## Short problem
Check each line of the material below for "title", then copy the ones that contain it.

Records from a collection
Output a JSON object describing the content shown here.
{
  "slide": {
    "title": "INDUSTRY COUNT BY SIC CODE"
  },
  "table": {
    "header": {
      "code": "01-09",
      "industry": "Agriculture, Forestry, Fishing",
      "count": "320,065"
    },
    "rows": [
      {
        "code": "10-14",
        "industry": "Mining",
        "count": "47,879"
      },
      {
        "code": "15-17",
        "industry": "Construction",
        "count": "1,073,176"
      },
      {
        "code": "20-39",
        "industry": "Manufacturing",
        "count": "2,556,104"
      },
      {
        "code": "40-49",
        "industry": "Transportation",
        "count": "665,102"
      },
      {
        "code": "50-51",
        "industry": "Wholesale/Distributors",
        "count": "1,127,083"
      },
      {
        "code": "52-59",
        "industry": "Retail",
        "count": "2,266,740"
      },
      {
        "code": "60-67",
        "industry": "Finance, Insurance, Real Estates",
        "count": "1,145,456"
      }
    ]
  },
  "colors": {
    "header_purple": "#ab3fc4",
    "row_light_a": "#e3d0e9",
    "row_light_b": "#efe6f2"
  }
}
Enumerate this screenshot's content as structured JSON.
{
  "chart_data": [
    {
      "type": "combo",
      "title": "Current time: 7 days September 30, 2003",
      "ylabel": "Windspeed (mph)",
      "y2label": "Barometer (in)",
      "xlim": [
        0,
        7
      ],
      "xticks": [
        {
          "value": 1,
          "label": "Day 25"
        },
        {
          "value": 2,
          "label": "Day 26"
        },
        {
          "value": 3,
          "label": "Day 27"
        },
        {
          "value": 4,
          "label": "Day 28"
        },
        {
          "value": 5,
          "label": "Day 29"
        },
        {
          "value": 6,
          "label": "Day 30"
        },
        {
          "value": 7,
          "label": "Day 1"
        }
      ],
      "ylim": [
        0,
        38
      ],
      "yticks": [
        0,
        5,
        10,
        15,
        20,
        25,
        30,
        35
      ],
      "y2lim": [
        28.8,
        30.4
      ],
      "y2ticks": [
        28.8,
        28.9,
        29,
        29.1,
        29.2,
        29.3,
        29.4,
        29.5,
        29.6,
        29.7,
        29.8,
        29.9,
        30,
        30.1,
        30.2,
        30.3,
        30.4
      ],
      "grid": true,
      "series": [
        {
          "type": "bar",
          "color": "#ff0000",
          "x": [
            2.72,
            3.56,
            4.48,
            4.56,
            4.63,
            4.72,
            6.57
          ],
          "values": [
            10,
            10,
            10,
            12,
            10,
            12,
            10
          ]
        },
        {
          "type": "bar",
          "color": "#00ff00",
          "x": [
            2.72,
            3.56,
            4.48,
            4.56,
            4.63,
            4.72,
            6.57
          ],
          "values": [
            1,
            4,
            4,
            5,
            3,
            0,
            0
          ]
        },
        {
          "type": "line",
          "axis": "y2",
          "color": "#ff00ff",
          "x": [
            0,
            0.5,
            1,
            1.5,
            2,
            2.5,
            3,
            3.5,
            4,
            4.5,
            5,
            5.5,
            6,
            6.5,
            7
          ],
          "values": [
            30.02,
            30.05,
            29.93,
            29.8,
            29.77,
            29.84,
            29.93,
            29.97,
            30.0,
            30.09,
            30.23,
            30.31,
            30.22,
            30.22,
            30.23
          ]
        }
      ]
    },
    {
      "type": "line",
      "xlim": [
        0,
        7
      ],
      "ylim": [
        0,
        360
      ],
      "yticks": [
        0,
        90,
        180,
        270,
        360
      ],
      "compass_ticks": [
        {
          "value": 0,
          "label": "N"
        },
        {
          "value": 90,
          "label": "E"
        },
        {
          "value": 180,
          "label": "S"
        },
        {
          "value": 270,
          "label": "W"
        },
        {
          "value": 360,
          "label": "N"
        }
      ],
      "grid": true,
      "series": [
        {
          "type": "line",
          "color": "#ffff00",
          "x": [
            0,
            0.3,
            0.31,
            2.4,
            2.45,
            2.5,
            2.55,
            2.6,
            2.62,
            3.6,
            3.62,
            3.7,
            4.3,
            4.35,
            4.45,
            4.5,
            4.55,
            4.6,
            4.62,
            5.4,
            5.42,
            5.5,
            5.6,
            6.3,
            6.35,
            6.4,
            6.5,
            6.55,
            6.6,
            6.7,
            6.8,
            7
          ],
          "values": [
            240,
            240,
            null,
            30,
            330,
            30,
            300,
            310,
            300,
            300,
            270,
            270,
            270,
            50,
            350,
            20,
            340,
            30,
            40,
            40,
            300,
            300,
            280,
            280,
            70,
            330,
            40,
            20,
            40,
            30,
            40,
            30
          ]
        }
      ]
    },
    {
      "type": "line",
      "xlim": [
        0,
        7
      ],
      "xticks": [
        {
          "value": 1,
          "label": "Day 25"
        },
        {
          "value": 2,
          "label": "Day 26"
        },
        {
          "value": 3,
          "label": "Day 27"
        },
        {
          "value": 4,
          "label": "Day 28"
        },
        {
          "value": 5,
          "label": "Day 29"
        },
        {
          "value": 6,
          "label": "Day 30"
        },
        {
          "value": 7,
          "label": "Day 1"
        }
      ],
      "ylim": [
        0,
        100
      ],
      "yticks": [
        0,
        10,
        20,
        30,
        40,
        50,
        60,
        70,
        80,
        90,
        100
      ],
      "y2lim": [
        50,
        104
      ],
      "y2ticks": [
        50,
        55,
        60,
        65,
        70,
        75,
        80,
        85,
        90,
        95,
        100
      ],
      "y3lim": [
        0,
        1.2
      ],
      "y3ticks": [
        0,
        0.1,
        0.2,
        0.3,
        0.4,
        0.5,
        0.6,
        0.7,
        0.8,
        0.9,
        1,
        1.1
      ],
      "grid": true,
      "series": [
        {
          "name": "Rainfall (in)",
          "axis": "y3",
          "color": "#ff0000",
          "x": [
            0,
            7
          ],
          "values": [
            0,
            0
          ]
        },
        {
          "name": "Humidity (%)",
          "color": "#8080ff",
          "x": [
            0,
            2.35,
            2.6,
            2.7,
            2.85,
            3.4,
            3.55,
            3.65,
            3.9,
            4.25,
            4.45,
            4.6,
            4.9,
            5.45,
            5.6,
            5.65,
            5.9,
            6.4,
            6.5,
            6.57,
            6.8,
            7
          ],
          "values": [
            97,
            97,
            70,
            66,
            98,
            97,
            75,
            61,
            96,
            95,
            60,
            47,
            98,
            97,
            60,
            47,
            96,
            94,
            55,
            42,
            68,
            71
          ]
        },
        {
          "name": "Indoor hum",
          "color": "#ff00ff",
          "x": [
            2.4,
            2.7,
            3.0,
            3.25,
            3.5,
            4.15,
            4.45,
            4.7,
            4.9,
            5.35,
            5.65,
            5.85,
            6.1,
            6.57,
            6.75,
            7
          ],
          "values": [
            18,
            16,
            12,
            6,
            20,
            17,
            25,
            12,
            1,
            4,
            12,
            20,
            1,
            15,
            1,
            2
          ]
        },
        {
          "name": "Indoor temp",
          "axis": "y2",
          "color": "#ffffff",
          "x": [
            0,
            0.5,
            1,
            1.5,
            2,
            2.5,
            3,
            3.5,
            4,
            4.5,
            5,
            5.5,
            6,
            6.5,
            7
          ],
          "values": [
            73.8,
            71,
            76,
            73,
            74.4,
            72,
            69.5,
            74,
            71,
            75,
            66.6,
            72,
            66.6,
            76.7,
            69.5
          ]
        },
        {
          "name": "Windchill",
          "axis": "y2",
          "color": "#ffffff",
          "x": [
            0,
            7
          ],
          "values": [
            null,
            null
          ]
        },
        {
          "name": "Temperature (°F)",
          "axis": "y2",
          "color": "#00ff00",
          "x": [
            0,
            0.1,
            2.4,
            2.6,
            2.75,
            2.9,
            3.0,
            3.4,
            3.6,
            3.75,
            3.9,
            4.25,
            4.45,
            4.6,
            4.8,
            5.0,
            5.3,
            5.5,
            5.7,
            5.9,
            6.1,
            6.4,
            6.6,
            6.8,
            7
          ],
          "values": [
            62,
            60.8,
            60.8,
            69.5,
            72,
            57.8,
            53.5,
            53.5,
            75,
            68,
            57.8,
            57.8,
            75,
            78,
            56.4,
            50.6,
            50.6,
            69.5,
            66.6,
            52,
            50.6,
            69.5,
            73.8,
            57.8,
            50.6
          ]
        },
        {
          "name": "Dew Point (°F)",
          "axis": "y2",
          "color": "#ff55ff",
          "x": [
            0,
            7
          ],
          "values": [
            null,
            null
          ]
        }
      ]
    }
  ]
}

--

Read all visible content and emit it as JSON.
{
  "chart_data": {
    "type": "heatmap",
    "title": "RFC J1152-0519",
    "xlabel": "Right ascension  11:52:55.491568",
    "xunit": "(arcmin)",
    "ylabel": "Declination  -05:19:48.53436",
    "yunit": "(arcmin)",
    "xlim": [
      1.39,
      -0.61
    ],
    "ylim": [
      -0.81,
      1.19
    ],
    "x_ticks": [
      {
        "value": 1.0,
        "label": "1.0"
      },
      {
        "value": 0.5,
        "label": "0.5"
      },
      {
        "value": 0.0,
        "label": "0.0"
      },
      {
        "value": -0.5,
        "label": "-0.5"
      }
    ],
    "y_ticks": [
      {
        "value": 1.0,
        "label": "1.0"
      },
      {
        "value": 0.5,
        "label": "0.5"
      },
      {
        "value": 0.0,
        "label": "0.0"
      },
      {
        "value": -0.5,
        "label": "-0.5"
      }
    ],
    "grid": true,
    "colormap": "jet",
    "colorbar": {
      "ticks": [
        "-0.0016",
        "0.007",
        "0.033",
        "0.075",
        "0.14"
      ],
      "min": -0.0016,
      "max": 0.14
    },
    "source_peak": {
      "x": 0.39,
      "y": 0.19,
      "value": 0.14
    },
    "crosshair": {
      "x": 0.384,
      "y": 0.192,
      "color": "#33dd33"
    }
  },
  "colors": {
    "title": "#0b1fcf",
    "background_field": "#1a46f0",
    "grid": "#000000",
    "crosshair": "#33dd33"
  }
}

## Solution below
    "title": "INDUSTRY COUNT BY SIC CODE"
      "title": "Current time: 7 days September 30, 2003",
    "title": "RFC J1152-0519",
    "title": "#0b1fcf",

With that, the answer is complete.